··· Records supplied ···

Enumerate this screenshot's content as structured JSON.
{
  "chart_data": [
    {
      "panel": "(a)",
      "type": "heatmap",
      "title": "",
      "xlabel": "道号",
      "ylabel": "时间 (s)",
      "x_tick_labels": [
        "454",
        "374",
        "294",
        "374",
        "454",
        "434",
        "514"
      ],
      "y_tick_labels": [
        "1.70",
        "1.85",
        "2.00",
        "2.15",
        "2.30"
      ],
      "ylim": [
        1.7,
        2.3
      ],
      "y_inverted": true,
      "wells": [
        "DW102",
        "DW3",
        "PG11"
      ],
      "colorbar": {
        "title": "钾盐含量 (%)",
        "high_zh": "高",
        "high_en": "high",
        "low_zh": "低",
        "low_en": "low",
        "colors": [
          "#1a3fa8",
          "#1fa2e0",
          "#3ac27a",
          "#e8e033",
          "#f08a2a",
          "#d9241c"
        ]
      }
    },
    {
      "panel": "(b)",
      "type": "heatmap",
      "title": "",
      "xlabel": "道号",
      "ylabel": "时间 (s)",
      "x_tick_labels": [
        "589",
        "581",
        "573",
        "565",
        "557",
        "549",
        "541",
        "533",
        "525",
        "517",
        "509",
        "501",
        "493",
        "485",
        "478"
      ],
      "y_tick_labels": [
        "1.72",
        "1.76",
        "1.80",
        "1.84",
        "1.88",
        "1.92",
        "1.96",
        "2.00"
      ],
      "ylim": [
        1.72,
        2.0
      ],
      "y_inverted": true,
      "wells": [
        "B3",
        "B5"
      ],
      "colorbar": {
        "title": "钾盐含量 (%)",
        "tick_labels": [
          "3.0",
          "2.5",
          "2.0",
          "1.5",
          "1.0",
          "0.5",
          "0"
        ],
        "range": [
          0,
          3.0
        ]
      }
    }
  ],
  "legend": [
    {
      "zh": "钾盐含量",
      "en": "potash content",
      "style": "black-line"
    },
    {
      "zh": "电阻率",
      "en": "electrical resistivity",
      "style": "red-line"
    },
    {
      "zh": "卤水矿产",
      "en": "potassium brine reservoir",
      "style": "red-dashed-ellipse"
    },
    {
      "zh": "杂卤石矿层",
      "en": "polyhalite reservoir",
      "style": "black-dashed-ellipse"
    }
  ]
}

···

Each line must be given again exactly as written above.

Enumerate this screenshot's content as structured JSON.
{
  "chart_data": [
    {
      "panel": "(a)",
      "type": "heatmap",
      "title": "",
      "xlabel": "道号",
      "ylabel": "时间 (s)",
      "x_tick_labels": [
        "454",
        "374",
        "294",
        "374",
        "454",
        "434",
        "514"
      ],
      "y_tick_labels": [
        "1.70",
        "1.85",
        "2.00",
        "2.15",
        "2.30"
      ],
      "ylim": [
        1.7,
        2.3
      ],
      "y_inverted": true,
      "wells": [
        "DW102",
        "DW3",
        "PG11"
      ],
      "colorbar": {
        "title": "钾盐含量 (%)",
        "high_zh": "高",
        "high_en": "high",
        "low_zh": "低",
        "low_en": "low",
        "colors": [
          "#1a3fa8",
          "#1fa2e0",
          "#3ac27a",
          "#e8e033",
          "#f08a2a",
          "#d9241c"
        ]
      }
    },
    {
      "panel": "(b)",
      "type": "heatmap",
      "title": "",
      "xlabel": "道号",
      "ylabel": "时间 (s)",
      "x_tick_labels": [
        "589",
        "581",
        "573",
        "565",
        "557",
        "549",
        "541",
        "533",
        "525",
        "517",
        "509",
        "501",
        "493",
        "485",
        "478"
      ],
      "y_tick_labels": [
        "1.72",
        "1.76",
        "1.80",
        "1.84",
        "1.88",
        "1.92",
        "1.96",
        "2.00"
      ],
      "ylim": [
        1.72,
        2.0
      ],
      "y_inverted": true,
      "wells": [
        "B3",
        "B5"
      ],
      "colorbar": {
        "title": "钾盐含量 (%)",
        "tick_labels": [
          "3.0",
          "2.5",
          "2.0",
          "1.5",
          "1.0",
          "0.5",
          "0"
        ],
        "range": [
          0,
          3.0
        ]
      }
    }
  ],
  "legend": [
    {
      "zh": "钾盐含量",
      "en": "potash content",
      "style": "black-line"
    },
    {
      "zh": "电阻率",
      "en": "electrical resistivity",
      "style": "red-line"
    },
    {
      "zh": "卤水矿产",
      "en": "potassium brine reservoir",
      "style": "red-dashed-ellipse"
    },
    {
      "zh": "杂卤石矿层",
      "en": "polyhalite reservoir",
      "style": "black-dashed-ellipse"
    }
  ]
}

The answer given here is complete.